Would you write out the listing verbatim and skip every picture in it?

━━━━

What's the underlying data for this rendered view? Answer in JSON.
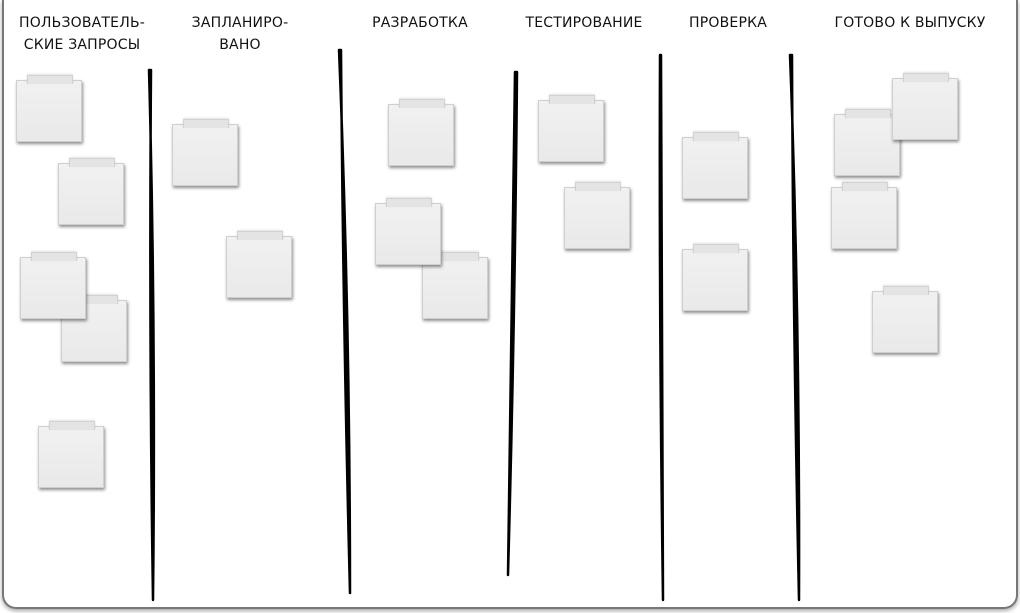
{
  "columns": [
    {
      "title": "ПОЛЬЗОВАТЕЛЬ-\nСКИЕ ЗАПРОСЫ"
    },
    {
      "title": "ЗАПЛАНИРО-\nВАНО"
    },
    {
      "title": "РАЗРАБОТКА"
    },
    {
      "title": "ТЕСТИРОВАНИЕ"
    },
    {
      "title": "ПРОВЕРКА"
    },
    {
      "title": "ГОТОВО К ВЫПУСКУ"
    }
  ]
}
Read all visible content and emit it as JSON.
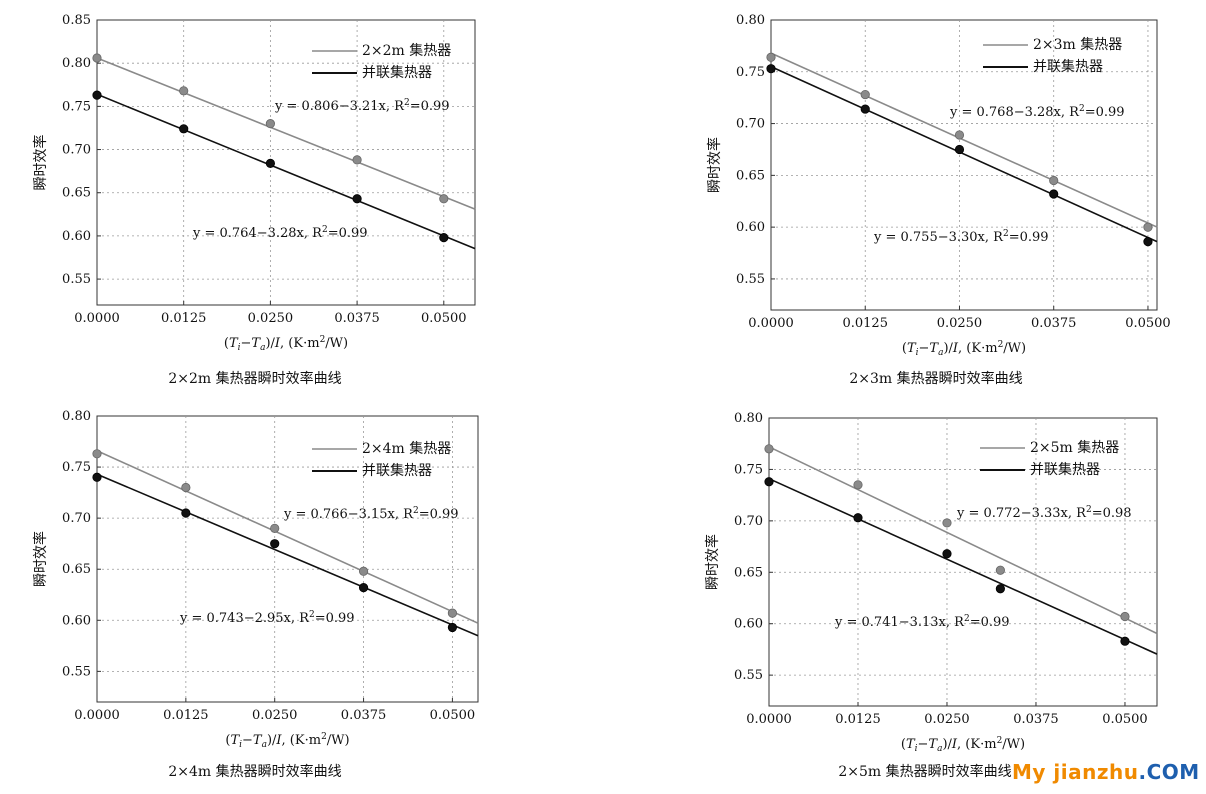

━━━━

__TASK RESULT__
What's the underlying data for this rendered view? Answer in JSON.
{
  "columns": [
    {
      "title": "ПОЛЬЗОВАТЕЛЬ-\nСКИЕ ЗАПРОСЫ"
    },
    {
      "title": "ЗАПЛАНИРО-\nВАНО"
    },
    {
      "title": "РАЗРАБОТКА"
    },
    {
      "title": "ТЕСТИРОВАНИЕ"
    },
    {
      "title": "ПРОВЕРКА"
    },
    {
      "title": "ГОТОВО К ВЫПУСКУ"
    }
  ]
}
Read all visible content and emit it as JSON.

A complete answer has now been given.